[Structured page parsing data]
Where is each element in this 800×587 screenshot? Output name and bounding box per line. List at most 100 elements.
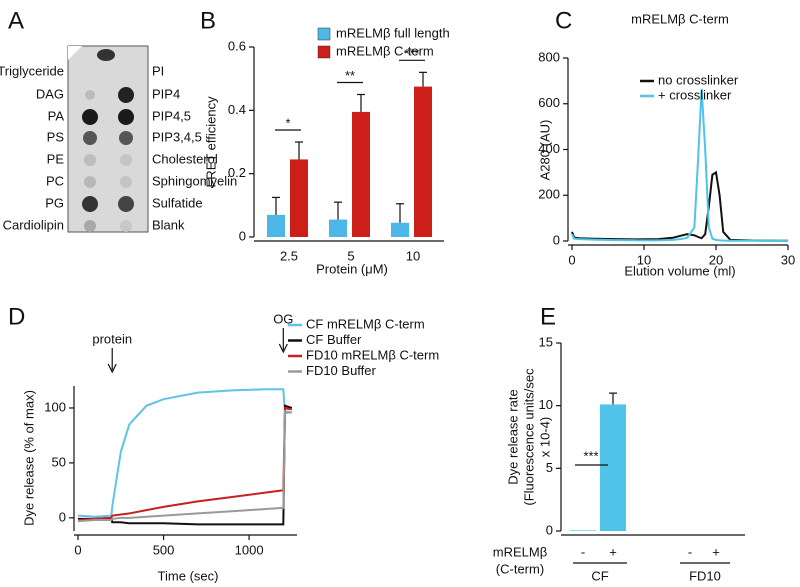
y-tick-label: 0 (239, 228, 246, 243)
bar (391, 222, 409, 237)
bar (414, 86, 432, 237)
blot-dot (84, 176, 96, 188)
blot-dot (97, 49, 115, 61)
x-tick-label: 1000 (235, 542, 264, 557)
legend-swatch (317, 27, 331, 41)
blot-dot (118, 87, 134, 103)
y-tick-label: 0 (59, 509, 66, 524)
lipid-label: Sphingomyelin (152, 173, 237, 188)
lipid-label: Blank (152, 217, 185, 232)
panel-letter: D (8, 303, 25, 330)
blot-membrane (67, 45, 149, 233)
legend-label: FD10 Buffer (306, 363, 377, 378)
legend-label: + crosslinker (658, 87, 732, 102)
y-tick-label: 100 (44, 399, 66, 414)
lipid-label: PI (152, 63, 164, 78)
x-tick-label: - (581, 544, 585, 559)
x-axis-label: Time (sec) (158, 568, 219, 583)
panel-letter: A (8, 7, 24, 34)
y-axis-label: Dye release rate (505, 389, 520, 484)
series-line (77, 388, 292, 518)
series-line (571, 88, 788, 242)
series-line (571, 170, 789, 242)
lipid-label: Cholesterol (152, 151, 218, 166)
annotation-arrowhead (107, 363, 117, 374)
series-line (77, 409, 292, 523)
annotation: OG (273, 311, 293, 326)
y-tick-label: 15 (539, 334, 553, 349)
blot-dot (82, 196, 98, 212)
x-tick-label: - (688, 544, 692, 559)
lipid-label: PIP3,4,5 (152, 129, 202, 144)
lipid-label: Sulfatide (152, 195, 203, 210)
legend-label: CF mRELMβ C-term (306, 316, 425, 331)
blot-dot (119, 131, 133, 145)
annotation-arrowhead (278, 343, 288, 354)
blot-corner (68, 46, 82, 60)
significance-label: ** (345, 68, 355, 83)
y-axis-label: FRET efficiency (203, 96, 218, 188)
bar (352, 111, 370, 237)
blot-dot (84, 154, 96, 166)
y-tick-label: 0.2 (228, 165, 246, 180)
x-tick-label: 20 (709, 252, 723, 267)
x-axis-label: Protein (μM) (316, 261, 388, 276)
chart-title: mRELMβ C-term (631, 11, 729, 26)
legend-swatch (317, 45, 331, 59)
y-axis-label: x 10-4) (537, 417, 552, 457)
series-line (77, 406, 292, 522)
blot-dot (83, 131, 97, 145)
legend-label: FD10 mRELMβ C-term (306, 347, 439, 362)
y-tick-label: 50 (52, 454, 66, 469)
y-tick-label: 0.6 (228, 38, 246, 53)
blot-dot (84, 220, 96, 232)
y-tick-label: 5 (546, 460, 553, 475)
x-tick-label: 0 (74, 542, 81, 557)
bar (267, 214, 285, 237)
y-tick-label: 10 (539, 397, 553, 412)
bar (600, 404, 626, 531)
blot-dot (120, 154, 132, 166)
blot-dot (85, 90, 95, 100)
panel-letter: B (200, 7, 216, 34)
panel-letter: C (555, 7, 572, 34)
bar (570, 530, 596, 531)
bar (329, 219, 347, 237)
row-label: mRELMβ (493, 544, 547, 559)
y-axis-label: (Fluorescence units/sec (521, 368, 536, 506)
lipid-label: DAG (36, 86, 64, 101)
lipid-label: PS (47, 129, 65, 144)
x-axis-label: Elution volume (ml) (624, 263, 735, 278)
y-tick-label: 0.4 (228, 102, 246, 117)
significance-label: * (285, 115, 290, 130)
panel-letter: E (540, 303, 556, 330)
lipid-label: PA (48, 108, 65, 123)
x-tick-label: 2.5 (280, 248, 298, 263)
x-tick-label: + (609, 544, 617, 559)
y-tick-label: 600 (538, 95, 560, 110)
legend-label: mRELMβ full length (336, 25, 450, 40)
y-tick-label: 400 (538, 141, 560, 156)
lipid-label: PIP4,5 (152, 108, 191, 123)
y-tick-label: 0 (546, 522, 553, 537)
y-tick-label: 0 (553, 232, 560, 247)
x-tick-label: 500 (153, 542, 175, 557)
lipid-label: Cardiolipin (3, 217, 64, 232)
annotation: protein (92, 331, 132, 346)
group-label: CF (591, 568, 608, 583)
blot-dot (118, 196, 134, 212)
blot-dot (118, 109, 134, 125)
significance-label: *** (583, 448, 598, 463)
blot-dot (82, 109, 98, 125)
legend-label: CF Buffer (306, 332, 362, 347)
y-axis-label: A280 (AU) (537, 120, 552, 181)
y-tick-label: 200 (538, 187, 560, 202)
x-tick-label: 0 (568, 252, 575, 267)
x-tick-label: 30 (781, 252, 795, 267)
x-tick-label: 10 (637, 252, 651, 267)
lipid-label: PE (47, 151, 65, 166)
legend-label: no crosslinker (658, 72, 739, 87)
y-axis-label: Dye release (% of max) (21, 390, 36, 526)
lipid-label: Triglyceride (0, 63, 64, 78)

==

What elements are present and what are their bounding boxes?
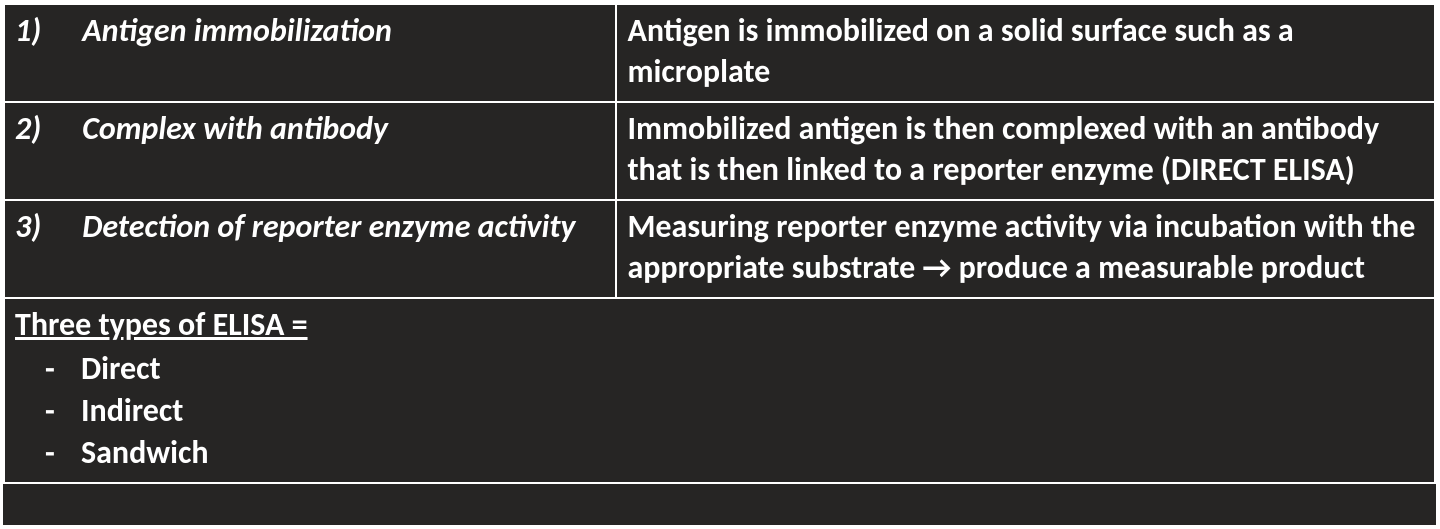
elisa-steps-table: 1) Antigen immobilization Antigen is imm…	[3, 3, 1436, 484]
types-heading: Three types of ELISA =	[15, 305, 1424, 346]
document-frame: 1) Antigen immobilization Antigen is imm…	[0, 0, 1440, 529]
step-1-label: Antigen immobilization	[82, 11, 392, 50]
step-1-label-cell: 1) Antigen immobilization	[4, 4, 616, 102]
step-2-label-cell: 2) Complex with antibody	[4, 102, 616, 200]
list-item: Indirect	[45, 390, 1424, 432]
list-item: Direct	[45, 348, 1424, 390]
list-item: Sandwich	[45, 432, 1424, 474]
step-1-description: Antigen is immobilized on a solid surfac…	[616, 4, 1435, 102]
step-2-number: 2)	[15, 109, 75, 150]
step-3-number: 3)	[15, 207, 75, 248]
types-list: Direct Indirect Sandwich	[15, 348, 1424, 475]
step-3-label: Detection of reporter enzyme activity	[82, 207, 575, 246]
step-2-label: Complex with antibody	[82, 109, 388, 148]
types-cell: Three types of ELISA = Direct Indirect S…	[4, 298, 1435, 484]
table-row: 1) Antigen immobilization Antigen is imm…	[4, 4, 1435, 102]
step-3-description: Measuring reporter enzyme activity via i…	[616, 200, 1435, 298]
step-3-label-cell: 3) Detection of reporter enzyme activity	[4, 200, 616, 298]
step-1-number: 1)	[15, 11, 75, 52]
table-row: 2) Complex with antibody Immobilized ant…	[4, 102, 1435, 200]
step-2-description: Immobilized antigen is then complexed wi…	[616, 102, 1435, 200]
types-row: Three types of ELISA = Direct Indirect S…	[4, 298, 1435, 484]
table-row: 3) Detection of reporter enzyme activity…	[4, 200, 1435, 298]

Task details: Go through the data and show each line that holds "Detection".

Result of this task:
step-3-label: Detection of reporter enzyme activity	[82, 207, 575, 246]
step-3-label-cell: 3) Detection of reporter enzyme activity	[4, 200, 616, 298]
table-row: 3) Detection of reporter enzyme activity…	[4, 200, 1435, 298]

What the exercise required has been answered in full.